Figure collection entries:
__________________________________________________
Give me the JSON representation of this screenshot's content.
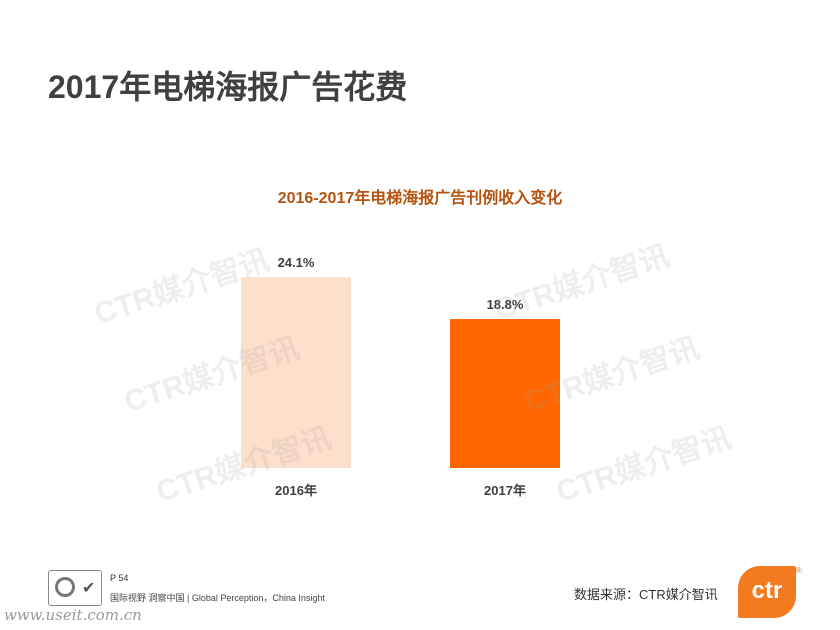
{
  "page": {
    "title": "2017年电梯海报广告花费",
    "watermark_text": "CTR媒介智讯",
    "page_number": "P 54",
    "footer_tagline": "国际视野  洞察中国 |  Global Perception，China Insight",
    "source": "数据来源：CTR媒介智讯",
    "logo_text": "ctr",
    "site_watermark": "www.useit.com.cn"
  },
  "chart_data": {
    "type": "bar",
    "title": "2016-2017年电梯海报广告刊例收入变化",
    "categories": [
      "2016年",
      "2017年"
    ],
    "values": [
      24.1,
      18.8
    ],
    "value_labels": [
      "24.1%",
      "18.8%"
    ],
    "colors": [
      "#fde0cb",
      "#ff6600"
    ],
    "ylim": [
      0,
      26
    ],
    "grid": false,
    "legend": "none"
  }
}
__________________________________________________
YOUR OBJECTIVE:
Transcribe every entry word for word, but omit the pictures.

EXERCISE SOLUTION:
Give me the JSON representation of this screenshot's content.
{
  "page": {
    "title": "2017年电梯海报广告花费",
    "watermark_text": "CTR媒介智讯",
    "page_number": "P 54",
    "footer_tagline": "国际视野  洞察中国 |  Global Perception，China Insight",
    "source": "数据来源：CTR媒介智讯",
    "logo_text": "ctr",
    "site_watermark": "www.useit.com.cn"
  },
  "chart_data": {
    "type": "bar",
    "title": "2016-2017年电梯海报广告刊例收入变化",
    "categories": [
      "2016年",
      "2017年"
    ],
    "values": [
      24.1,
      18.8
    ],
    "value_labels": [
      "24.1%",
      "18.8%"
    ],
    "colors": [
      "#fde0cb",
      "#ff6600"
    ],
    "ylim": [
      0,
      26
    ],
    "grid": false,
    "legend": "none"
  }
}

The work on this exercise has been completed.